* Begin LISTED RECORDS *

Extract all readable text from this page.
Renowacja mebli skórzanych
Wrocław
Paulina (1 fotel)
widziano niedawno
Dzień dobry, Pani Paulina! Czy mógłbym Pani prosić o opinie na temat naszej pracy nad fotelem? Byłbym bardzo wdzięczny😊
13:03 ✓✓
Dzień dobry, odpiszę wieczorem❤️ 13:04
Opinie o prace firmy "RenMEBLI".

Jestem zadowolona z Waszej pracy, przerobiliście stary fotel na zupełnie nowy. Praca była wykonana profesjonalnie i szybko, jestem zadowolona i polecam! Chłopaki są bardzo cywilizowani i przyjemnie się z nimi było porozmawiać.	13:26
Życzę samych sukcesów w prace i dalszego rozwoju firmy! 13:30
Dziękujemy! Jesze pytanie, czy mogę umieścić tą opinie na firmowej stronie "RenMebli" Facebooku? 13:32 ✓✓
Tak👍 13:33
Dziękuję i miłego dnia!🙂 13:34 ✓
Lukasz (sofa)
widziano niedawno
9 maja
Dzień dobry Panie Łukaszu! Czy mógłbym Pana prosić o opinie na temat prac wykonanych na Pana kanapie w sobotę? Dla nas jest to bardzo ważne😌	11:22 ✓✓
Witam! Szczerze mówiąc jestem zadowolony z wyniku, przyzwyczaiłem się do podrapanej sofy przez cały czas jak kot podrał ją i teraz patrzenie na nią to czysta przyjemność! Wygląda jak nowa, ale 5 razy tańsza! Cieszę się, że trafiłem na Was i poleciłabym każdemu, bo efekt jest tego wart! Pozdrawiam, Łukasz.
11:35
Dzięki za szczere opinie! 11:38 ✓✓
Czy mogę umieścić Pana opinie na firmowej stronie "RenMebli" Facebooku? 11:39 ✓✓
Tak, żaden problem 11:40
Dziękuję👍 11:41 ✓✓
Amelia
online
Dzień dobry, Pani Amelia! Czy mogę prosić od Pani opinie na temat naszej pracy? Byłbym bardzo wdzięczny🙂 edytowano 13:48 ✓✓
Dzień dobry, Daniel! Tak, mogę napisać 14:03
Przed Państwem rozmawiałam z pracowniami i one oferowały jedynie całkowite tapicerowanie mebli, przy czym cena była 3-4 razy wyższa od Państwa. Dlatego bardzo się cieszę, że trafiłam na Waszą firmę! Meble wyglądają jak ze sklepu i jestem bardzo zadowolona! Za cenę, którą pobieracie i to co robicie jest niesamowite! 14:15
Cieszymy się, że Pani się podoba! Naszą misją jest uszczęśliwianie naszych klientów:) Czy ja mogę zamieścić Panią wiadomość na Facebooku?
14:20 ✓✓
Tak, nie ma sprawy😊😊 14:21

* End LISTED RECORDS *

GIVEN EXERCISE: Return from the data every line that holds "prosić".

RESULT FOR THIS TASK:
Dzień dobry, Pani Paulina! Czy mógłbym Pani prosić o opinie na temat naszej pracy nad fotelem? Byłbym bardzo wdzięczny😊
Dzień dobry Panie Łukaszu! Czy mógłbym Pana prosić o opinie na temat prac wykonanych na Pana kanapie w sobotę? Dla nas jest to bardzo ważne😌	11:22 ✓✓
Dzień dobry, Pani Amelia! Czy mogę prosić od Pani opinie na temat naszej pracy? Byłbym bardzo wdzięczny🙂 edytowano 13:48 ✓✓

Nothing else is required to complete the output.